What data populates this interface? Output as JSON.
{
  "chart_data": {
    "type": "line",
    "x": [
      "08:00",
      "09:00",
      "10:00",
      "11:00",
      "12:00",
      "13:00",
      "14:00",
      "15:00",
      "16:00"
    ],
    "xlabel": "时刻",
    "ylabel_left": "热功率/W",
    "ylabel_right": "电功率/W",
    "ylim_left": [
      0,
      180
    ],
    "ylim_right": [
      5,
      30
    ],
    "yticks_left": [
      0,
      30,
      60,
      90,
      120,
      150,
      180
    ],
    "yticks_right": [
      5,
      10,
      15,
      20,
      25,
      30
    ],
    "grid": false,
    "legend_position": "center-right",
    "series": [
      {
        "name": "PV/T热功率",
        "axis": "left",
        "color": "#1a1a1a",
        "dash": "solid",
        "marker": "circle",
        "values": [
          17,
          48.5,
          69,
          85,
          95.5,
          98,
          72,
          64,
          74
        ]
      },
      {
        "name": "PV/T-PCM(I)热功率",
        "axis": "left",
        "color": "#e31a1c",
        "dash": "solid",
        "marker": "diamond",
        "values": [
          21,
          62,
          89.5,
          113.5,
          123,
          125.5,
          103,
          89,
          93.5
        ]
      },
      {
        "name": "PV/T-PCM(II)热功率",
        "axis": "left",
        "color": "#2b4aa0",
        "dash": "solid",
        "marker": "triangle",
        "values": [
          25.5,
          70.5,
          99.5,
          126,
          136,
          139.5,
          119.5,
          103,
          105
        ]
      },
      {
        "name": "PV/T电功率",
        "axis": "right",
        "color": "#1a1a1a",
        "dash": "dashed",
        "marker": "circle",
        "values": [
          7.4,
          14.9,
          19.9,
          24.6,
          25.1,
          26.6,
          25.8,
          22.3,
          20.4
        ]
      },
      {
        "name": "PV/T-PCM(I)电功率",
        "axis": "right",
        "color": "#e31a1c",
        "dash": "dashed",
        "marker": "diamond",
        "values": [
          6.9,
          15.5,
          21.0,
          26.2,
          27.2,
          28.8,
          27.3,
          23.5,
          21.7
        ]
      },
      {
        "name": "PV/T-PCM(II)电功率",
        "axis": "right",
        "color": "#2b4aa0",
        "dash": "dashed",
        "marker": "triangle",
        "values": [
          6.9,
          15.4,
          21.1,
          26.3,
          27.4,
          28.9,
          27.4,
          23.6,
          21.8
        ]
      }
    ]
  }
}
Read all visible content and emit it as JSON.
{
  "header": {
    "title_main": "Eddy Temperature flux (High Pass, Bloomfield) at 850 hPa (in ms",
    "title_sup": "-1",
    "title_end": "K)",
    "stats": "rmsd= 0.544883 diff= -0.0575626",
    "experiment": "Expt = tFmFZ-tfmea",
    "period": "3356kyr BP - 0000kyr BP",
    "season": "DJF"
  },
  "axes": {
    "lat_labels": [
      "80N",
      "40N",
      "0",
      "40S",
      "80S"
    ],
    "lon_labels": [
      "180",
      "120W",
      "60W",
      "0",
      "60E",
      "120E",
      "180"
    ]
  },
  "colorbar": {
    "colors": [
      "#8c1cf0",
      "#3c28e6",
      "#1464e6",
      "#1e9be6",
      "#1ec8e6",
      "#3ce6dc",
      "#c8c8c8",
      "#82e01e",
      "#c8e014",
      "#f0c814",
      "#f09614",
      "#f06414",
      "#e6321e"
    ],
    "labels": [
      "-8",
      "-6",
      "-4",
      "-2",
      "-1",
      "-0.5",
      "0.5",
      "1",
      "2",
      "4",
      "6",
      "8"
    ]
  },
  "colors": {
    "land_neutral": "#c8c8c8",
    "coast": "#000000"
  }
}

▸ Work instructions
Retype the listing above in full, with no alterations.

▸ Solution to the exercise
What data populates this interface? Output as JSON.
{
  "chart_data": {
    "type": "line",
    "x": [
      "08:00",
      "09:00",
      "10:00",
      "11:00",
      "12:00",
      "13:00",
      "14:00",
      "15:00",
      "16:00"
    ],
    "xlabel": "时刻",
    "ylabel_left": "热功率/W",
    "ylabel_right": "电功率/W",
    "ylim_left": [
      0,
      180
    ],
    "ylim_right": [
      5,
      30
    ],
    "yticks_left": [
      0,
      30,
      60,
      90,
      120,
      150,
      180
    ],
    "yticks_right": [
      5,
      10,
      15,
      20,
      25,
      30
    ],
    "grid": false,
    "legend_position": "center-right",
    "series": [
      {
        "name": "PV/T热功率",
        "axis": "left",
        "color": "#1a1a1a",
        "dash": "solid",
        "marker": "circle",
        "values": [
          17,
          48.5,
          69,
          85,
          95.5,
          98,
          72,
          64,
          74
        ]
      },
      {
        "name": "PV/T-PCM(I)热功率",
        "axis": "left",
        "color": "#e31a1c",
        "dash": "solid",
        "marker": "diamond",
        "values": [
          21,
          62,
          89.5,
          113.5,
          123,
          125.5,
          103,
          89,
          93.5
        ]
      },
      {
        "name": "PV/T-PCM(II)热功率",
        "axis": "left",
        "color": "#2b4aa0",
        "dash": "solid",
        "marker": "triangle",
        "values": [
          25.5,
          70.5,
          99.5,
          126,
          136,
          139.5,
          119.5,
          103,
          105
        ]
      },
      {
        "name": "PV/T电功率",
        "axis": "right",
        "color": "#1a1a1a",
        "dash": "dashed",
        "marker": "circle",
        "values": [
          7.4,
          14.9,
          19.9,
          24.6,
          25.1,
          26.6,
          25.8,
          22.3,
          20.4
        ]
      },
      {
        "name": "PV/T-PCM(I)电功率",
        "axis": "right",
        "color": "#e31a1c",
        "dash": "dashed",
        "marker": "diamond",
        "values": [
          6.9,
          15.5,
          21.0,
          26.2,
          27.2,
          28.8,
          27.3,
          23.5,
          21.7
        ]
      },
      {
        "name": "PV/T-PCM(II)电功率",
        "axis": "right",
        "color": "#2b4aa0",
        "dash": "dashed",
        "marker": "triangle",
        "values": [
          6.9,
          15.4,
          21.1,
          26.3,
          27.4,
          28.9,
          27.4,
          23.6,
          21.8
        ]
      }
    ]
  }
}
Read all visible content and emit it as JSON.
{
  "header": {
    "title_main": "Eddy Temperature flux (High Pass, Bloomfield) at 850 hPa (in ms",
    "title_sup": "-1",
    "title_end": "K)",
    "stats": "rmsd= 0.544883 diff= -0.0575626",
    "experiment": "Expt = tFmFZ-tfmea",
    "period": "3356kyr BP - 0000kyr BP",
    "season": "DJF"
  },
  "axes": {
    "lat_labels": [
      "80N",
      "40N",
      "0",
      "40S",
      "80S"
    ],
    "lon_labels": [
      "180",
      "120W",
      "60W",
      "0",
      "60E",
      "120E",
      "180"
    ]
  },
  "colorbar": {
    "colors": [
      "#8c1cf0",
      "#3c28e6",
      "#1464e6",
      "#1e9be6",
      "#1ec8e6",
      "#3ce6dc",
      "#c8c8c8",
      "#82e01e",
      "#c8e014",
      "#f0c814",
      "#f09614",
      "#f06414",
      "#e6321e"
    ],
    "labels": [
      "-8",
      "-6",
      "-4",
      "-2",
      "-1",
      "-0.5",
      "0.5",
      "1",
      "2",
      "4",
      "6",
      "8"
    ]
  },
  "colors": {
    "land_neutral": "#c8c8c8",
    "coast": "#000000"
  }
}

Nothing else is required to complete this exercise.